-- WHAT THE TASK ASKS --
Search the records for the word "fire" and report each line that has it.

-- SUPPLIED DATA --
++++++++
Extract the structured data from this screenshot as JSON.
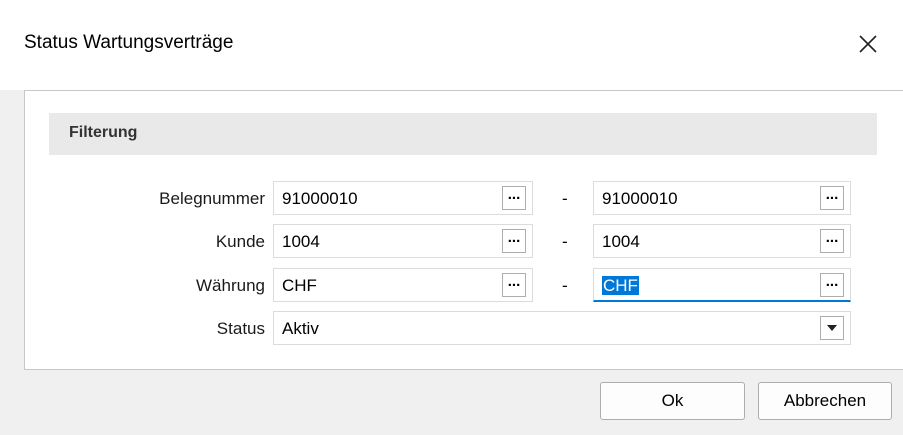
{
  "window": {
    "title": "Status Wartungsverträge",
    "close_icon": "close-icon"
  },
  "group": {
    "title": "Filterung"
  },
  "rows": {
    "belegnummer": {
      "label": "Belegnummer",
      "from": "91000010",
      "to": "91000010"
    },
    "kunde": {
      "label": "Kunde",
      "from": "1004",
      "to": "1004"
    },
    "waehrung": {
      "label": "Währung",
      "from": "CHF",
      "to": "CHF"
    },
    "status": {
      "label": "Status",
      "value": "Aktiv"
    }
  },
  "separator": "-",
  "lookup_label": "...",
  "buttons": {
    "ok": "Ok",
    "cancel": "Abbrechen"
  },
  "colors": {
    "accent": "#0078d7"
  }
}
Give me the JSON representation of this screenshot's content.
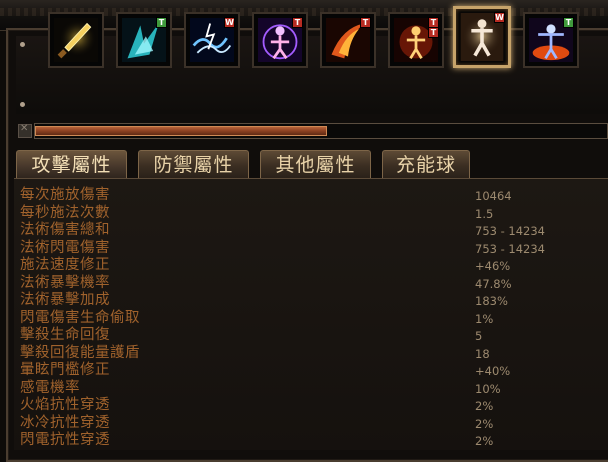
{
  "skills": [
    {
      "icon": "sword-icon",
      "gems": []
    },
    {
      "icon": "ice-shard-icon",
      "gems": [
        {
          "letter": "T",
          "color": "#3f9a3c"
        }
      ]
    },
    {
      "icon": "lightning-icon",
      "gems": [
        {
          "letter": "W",
          "color": "#b72b22"
        }
      ]
    },
    {
      "icon": "arcane-figure-icon",
      "gems": [
        {
          "letter": "T",
          "color": "#b72b22"
        }
      ]
    },
    {
      "icon": "fire-slash-icon",
      "gems": [
        {
          "letter": "T",
          "color": "#b72b22"
        }
      ]
    },
    {
      "icon": "fire-aura-icon",
      "gems": [
        {
          "letter": "T",
          "color": "#b72b22"
        },
        {
          "letter": "T",
          "color": "#b72b22"
        }
      ]
    },
    {
      "icon": "body-glow-icon",
      "gems": [
        {
          "letter": "W",
          "color": "#b72b22"
        }
      ],
      "selected": true
    },
    {
      "icon": "flame-figure-icon",
      "gems": [
        {
          "letter": "T",
          "color": "#3f9a3c"
        }
      ]
    }
  ],
  "scroll": {
    "position": 0.51
  },
  "tabs": [
    "攻擊屬性",
    "防禦屬性",
    "其他屬性",
    "充能球"
  ],
  "active_tab": 0,
  "stats": [
    {
      "label": "每次施放傷害",
      "value": "10464"
    },
    {
      "label": "每秒施法次數",
      "value": "1.5"
    },
    {
      "label": "法術傷害總和",
      "value": "753 - 14234"
    },
    {
      "label": "法術閃電傷害",
      "value": "753 - 14234"
    },
    {
      "label": "施法速度修正",
      "value": "+46%"
    },
    {
      "label": "法術暴擊機率",
      "value": "47.8%"
    },
    {
      "label": "法術暴擊加成",
      "value": "183%"
    },
    {
      "label": "閃電傷害生命偷取",
      "value": "1%"
    },
    {
      "label": "擊殺生命回復",
      "value": "5"
    },
    {
      "label": "擊殺回復能量護盾",
      "value": "18"
    },
    {
      "label": "暈眩門檻修正",
      "value": "+40%"
    },
    {
      "label": "感電機率",
      "value": "10%"
    },
    {
      "label": "火焰抗性穿透",
      "value": "2%"
    },
    {
      "label": "冰冷抗性穿透",
      "value": "2%"
    },
    {
      "label": "閃電抗性穿透",
      "value": "2%"
    }
  ]
}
++++++++
-- IN RESPONSE --
      "icon": "fire-slash-icon",
      "icon": "fire-aura-icon",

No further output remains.